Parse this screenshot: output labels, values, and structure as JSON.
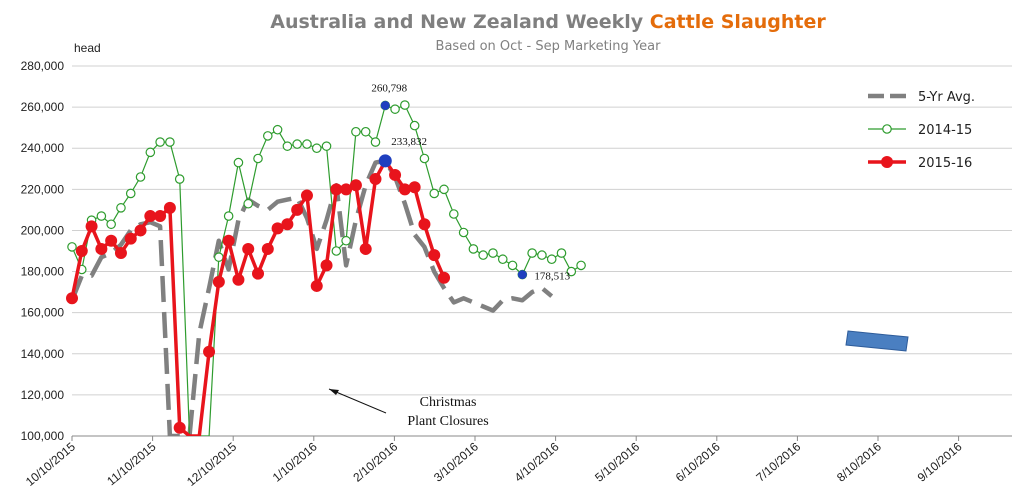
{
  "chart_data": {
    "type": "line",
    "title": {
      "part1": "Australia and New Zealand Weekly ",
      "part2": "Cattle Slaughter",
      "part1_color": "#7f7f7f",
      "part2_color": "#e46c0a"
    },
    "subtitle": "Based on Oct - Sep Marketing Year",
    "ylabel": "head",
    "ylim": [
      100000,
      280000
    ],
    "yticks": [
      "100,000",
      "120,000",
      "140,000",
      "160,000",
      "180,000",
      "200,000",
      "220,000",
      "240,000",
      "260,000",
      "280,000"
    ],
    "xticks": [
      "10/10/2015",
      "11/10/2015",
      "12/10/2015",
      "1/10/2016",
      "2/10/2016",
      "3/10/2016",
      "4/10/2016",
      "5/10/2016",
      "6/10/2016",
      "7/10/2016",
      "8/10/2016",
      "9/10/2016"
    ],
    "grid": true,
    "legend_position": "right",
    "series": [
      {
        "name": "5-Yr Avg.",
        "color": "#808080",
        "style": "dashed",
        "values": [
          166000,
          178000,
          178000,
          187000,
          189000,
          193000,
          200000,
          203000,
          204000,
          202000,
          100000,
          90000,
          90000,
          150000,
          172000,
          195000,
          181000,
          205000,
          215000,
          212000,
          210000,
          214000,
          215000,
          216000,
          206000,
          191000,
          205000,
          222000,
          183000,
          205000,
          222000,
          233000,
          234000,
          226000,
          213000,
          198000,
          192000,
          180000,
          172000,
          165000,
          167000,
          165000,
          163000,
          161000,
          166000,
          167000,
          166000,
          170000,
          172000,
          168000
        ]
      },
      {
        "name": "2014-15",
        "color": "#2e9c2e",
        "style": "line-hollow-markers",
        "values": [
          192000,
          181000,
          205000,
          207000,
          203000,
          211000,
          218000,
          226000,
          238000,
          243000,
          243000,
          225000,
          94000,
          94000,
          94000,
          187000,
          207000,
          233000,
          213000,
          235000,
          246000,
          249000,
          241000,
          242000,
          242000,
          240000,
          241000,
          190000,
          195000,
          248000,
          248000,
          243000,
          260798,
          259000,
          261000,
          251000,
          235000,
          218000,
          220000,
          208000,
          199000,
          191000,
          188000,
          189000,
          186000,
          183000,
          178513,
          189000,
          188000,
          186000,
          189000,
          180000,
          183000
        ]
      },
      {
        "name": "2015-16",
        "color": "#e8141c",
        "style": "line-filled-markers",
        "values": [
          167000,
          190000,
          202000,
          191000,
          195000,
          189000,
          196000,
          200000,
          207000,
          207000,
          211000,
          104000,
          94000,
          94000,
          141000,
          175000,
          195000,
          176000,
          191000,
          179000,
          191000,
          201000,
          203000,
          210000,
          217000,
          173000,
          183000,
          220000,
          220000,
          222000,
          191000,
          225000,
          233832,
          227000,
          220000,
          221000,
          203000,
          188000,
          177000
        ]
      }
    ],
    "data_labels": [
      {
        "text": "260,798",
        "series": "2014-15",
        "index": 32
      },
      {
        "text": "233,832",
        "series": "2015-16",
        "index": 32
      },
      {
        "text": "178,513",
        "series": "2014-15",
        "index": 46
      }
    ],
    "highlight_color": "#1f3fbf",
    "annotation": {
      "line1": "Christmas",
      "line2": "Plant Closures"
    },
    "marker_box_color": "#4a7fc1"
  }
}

==================================================

§ CHALLENGE: Make an exact copy of every record, pictures excluded.

§ RESPONSE TO THE EXERCISE:
Parse this screenshot: output labels, values, and structure as JSON.
{
  "chart_data": {
    "type": "line",
    "title": {
      "part1": "Australia and New Zealand Weekly ",
      "part2": "Cattle Slaughter",
      "part1_color": "#7f7f7f",
      "part2_color": "#e46c0a"
    },
    "subtitle": "Based on Oct - Sep Marketing Year",
    "ylabel": "head",
    "ylim": [
      100000,
      280000
    ],
    "yticks": [
      "100,000",
      "120,000",
      "140,000",
      "160,000",
      "180,000",
      "200,000",
      "220,000",
      "240,000",
      "260,000",
      "280,000"
    ],
    "xticks": [
      "10/10/2015",
      "11/10/2015",
      "12/10/2015",
      "1/10/2016",
      "2/10/2016",
      "3/10/2016",
      "4/10/2016",
      "5/10/2016",
      "6/10/2016",
      "7/10/2016",
      "8/10/2016",
      "9/10/2016"
    ],
    "grid": true,
    "legend_position": "right",
    "series": [
      {
        "name": "5-Yr Avg.",
        "color": "#808080",
        "style": "dashed",
        "values": [
          166000,
          178000,
          178000,
          187000,
          189000,
          193000,
          200000,
          203000,
          204000,
          202000,
          100000,
          90000,
          90000,
          150000,
          172000,
          195000,
          181000,
          205000,
          215000,
          212000,
          210000,
          214000,
          215000,
          216000,
          206000,
          191000,
          205000,
          222000,
          183000,
          205000,
          222000,
          233000,
          234000,
          226000,
          213000,
          198000,
          192000,
          180000,
          172000,
          165000,
          167000,
          165000,
          163000,
          161000,
          166000,
          167000,
          166000,
          170000,
          172000,
          168000
        ]
      },
      {
        "name": "2014-15",
        "color": "#2e9c2e",
        "style": "line-hollow-markers",
        "values": [
          192000,
          181000,
          205000,
          207000,
          203000,
          211000,
          218000,
          226000,
          238000,
          243000,
          243000,
          225000,
          94000,
          94000,
          94000,
          187000,
          207000,
          233000,
          213000,
          235000,
          246000,
          249000,
          241000,
          242000,
          242000,
          240000,
          241000,
          190000,
          195000,
          248000,
          248000,
          243000,
          260798,
          259000,
          261000,
          251000,
          235000,
          218000,
          220000,
          208000,
          199000,
          191000,
          188000,
          189000,
          186000,
          183000,
          178513,
          189000,
          188000,
          186000,
          189000,
          180000,
          183000
        ]
      },
      {
        "name": "2015-16",
        "color": "#e8141c",
        "style": "line-filled-markers",
        "values": [
          167000,
          190000,
          202000,
          191000,
          195000,
          189000,
          196000,
          200000,
          207000,
          207000,
          211000,
          104000,
          94000,
          94000,
          141000,
          175000,
          195000,
          176000,
          191000,
          179000,
          191000,
          201000,
          203000,
          210000,
          217000,
          173000,
          183000,
          220000,
          220000,
          222000,
          191000,
          225000,
          233832,
          227000,
          220000,
          221000,
          203000,
          188000,
          177000
        ]
      }
    ],
    "data_labels": [
      {
        "text": "260,798",
        "series": "2014-15",
        "index": 32
      },
      {
        "text": "233,832",
        "series": "2015-16",
        "index": 32
      },
      {
        "text": "178,513",
        "series": "2014-15",
        "index": 46
      }
    ],
    "highlight_color": "#1f3fbf",
    "annotation": {
      "line1": "Christmas",
      "line2": "Plant Closures"
    },
    "marker_box_color": "#4a7fc1"
  }
}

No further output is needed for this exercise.